━━ Excerpted records ━━

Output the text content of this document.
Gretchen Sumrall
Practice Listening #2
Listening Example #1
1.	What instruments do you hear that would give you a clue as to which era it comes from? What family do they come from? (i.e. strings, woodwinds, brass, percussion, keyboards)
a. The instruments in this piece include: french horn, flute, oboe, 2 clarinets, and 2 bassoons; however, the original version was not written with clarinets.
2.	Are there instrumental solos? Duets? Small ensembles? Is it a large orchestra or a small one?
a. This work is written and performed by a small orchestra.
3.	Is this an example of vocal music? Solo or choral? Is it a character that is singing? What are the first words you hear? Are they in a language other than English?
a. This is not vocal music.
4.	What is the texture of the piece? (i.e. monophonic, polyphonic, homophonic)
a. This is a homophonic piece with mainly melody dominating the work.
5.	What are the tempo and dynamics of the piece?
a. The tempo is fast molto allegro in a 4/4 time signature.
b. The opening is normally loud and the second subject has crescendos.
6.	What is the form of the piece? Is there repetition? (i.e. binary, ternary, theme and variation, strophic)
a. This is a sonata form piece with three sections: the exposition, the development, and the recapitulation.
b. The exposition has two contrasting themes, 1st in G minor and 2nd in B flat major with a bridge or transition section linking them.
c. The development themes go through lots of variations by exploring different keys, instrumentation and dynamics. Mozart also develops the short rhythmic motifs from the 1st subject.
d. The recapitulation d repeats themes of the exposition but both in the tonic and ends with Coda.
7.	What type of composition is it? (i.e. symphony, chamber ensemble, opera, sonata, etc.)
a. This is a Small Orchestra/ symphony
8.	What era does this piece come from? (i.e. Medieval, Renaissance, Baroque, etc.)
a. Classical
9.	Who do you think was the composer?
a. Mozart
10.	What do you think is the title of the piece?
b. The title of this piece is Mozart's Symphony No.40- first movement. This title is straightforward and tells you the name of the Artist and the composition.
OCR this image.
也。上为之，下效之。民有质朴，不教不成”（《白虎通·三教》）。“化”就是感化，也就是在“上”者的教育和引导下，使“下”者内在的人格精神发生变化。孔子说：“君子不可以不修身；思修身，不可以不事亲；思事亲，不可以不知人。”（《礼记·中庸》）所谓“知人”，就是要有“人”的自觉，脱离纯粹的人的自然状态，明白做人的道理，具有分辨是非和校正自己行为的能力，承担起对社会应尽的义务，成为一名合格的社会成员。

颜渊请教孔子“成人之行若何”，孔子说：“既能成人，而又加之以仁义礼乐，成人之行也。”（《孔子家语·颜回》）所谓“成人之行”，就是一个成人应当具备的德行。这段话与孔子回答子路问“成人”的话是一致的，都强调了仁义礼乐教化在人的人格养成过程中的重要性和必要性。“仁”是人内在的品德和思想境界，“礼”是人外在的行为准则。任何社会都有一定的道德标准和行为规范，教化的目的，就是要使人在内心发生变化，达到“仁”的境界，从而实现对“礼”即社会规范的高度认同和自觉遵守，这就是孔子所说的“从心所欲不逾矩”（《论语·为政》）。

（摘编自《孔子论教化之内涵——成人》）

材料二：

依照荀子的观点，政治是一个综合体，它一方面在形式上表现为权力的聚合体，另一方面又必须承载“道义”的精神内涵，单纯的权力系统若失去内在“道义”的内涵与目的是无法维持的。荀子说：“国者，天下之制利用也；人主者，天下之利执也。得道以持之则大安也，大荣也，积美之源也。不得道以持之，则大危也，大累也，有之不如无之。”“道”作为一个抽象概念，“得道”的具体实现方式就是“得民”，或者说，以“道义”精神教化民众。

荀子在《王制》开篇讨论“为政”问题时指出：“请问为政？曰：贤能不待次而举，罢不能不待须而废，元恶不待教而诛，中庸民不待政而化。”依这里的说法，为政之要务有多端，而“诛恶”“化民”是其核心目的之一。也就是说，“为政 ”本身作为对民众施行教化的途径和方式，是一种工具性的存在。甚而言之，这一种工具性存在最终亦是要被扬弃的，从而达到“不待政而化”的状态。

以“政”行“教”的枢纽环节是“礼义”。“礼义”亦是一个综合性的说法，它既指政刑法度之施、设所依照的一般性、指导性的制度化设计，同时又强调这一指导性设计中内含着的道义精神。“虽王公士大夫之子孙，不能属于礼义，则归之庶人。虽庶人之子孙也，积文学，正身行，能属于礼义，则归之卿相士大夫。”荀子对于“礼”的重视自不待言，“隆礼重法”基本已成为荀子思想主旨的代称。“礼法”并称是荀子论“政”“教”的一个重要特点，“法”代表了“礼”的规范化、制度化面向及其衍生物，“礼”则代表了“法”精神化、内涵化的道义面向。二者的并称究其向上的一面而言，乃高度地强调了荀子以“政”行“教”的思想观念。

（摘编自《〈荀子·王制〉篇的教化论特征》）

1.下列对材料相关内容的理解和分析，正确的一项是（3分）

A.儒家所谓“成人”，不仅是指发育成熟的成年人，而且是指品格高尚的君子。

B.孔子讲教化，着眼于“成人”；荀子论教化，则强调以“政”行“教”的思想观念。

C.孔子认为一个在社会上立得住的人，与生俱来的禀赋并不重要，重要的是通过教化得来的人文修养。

━━━

Stated task =>
Locate the lines above that hold the word "first". Show every one of them.

Result =>
3.	Is this an example of vocal music? Solo or choral? Is it a character that is singing? What are the first words you hear? Are they in a language other than English?
b. The title of this piece is Mozart's Symphony No.40- first movement. This title is straightforward and tells you the name of the Artist and the composition.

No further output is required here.